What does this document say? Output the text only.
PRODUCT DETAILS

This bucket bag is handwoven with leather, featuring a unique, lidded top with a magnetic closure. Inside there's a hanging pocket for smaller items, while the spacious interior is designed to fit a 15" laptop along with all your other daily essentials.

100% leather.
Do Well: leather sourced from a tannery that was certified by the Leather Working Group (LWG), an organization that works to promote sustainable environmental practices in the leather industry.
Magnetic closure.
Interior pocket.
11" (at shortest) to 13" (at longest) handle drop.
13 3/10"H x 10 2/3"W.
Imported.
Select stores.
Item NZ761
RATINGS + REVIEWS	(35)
+++
> **Your goal**
Reproduce each entry word for word.

> **Exercise solution**
What does this document say? Output the text only.
PRODUCT DETAILS

This bucket bag is handwoven with leather, featuring a unique, lidded top with a magnetic closure. Inside there's a hanging pocket for smaller items, while the spacious interior is designed to fit a 15" laptop along with all your other daily essentials.

100% leather.
Do Well: leather sourced from a tannery that was certified by the Leather Working Group (LWG), an organization that works to promote sustainable environmental practices in the leather industry.
Magnetic closure.
Interior pocket.
11" (at shortest) to 13" (at longest) handle drop.
13 3/10"H x 10 2/3"W.
Imported.
Select stores.
Item NZ761
RATINGS + REVIEWS	(35)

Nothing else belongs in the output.